Dataset records

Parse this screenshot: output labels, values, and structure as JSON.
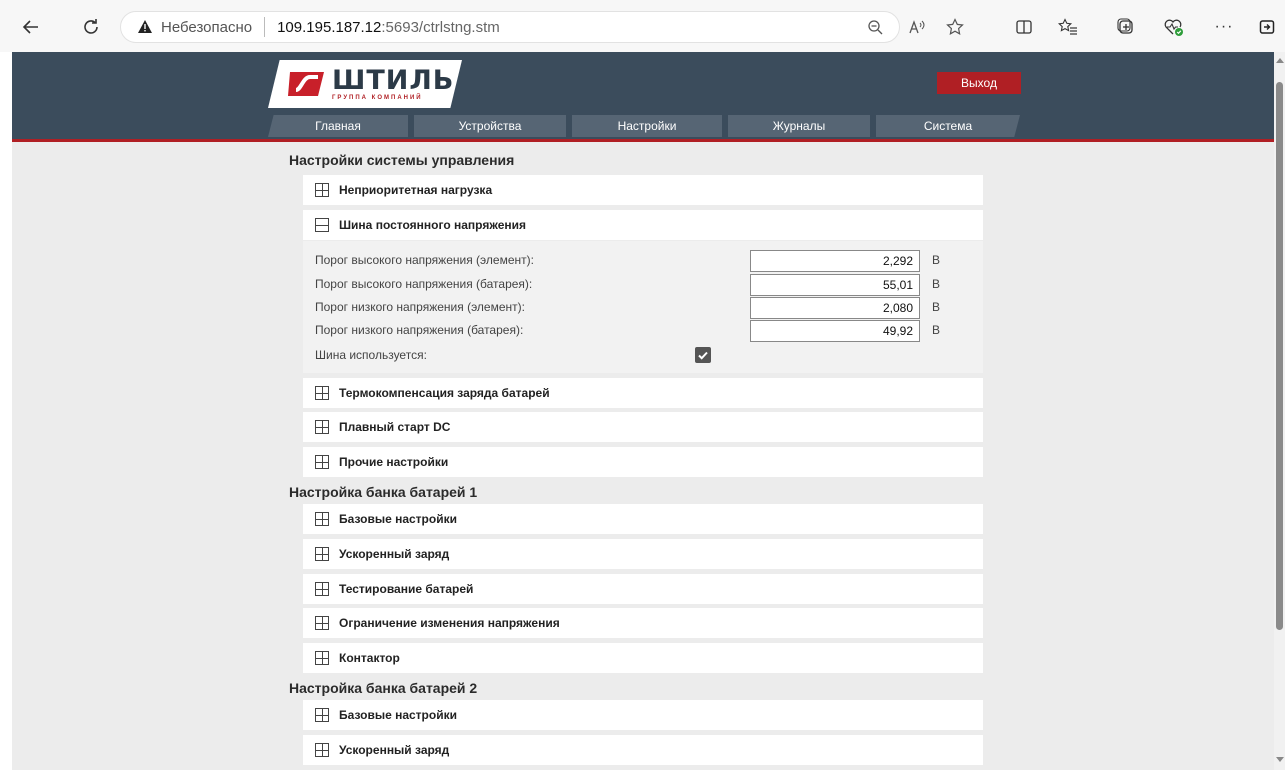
{
  "browser": {
    "back_icon": "arrow-left-icon",
    "reload_icon": "reload-icon",
    "security_label": "Небезопасно",
    "url_host": "109.195.187.12",
    "url_rest": ":5693/ctrlstng.stm"
  },
  "header": {
    "logo_text": "ШТИЛЬ",
    "logo_subtext": "ГРУППА КОМПАНИЙ",
    "logout_label": "Выход",
    "menu": [
      {
        "label": "Главная"
      },
      {
        "label": "Устройства"
      },
      {
        "label": "Настройки"
      },
      {
        "label": "Журналы"
      },
      {
        "label": "Система"
      }
    ]
  },
  "sections": [
    {
      "title": "Настройки системы управления",
      "groups": [
        {
          "label": "Неприоритетная нагрузка",
          "expanded": false
        },
        {
          "label": "Шина постоянного напряжения",
          "expanded": true
        },
        {
          "label": "Термокомпенсация заряда батарей",
          "expanded": false
        },
        {
          "label": "Плавный старт DC",
          "expanded": false
        },
        {
          "label": "Прочие настройки",
          "expanded": false
        }
      ]
    },
    {
      "title": "Настройка банка батарей 1",
      "groups": [
        {
          "label": "Базовые настройки"
        },
        {
          "label": "Ускоренный заряд"
        },
        {
          "label": "Тестирование батарей"
        },
        {
          "label": "Ограничение изменения напряжения"
        },
        {
          "label": "Контактор"
        }
      ]
    },
    {
      "title": "Настройка банка батарей 2",
      "groups": [
        {
          "label": "Базовые настройки"
        },
        {
          "label": "Ускоренный заряд"
        }
      ]
    }
  ],
  "dc_bus": {
    "params": [
      {
        "label": "Порог высокого напряжения (элемент):",
        "value": "2,292",
        "unit": "В"
      },
      {
        "label": "Порог высокого напряжения (батарея):",
        "value": "55,01",
        "unit": "В"
      },
      {
        "label": "Порог низкого напряжения (элемент):",
        "value": "2,080",
        "unit": "В"
      },
      {
        "label": "Порог низкого напряжения (батарея):",
        "value": "49,92",
        "unit": "В"
      }
    ],
    "bus_used_label": "Шина используется:",
    "bus_used": true
  },
  "colors": {
    "header_bg": "#3b4c5c",
    "accent_red": "#b01f24",
    "menu_tab": "#566574",
    "page_bg": "#ececec"
  }
}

Challenge: Go through the records above, find every line with the word "элемент", and list those lines.

Worked solution:
        "label": "Порог высокого напряжения (элемент):",
        "label": "Порог низкого напряжения (элемент):",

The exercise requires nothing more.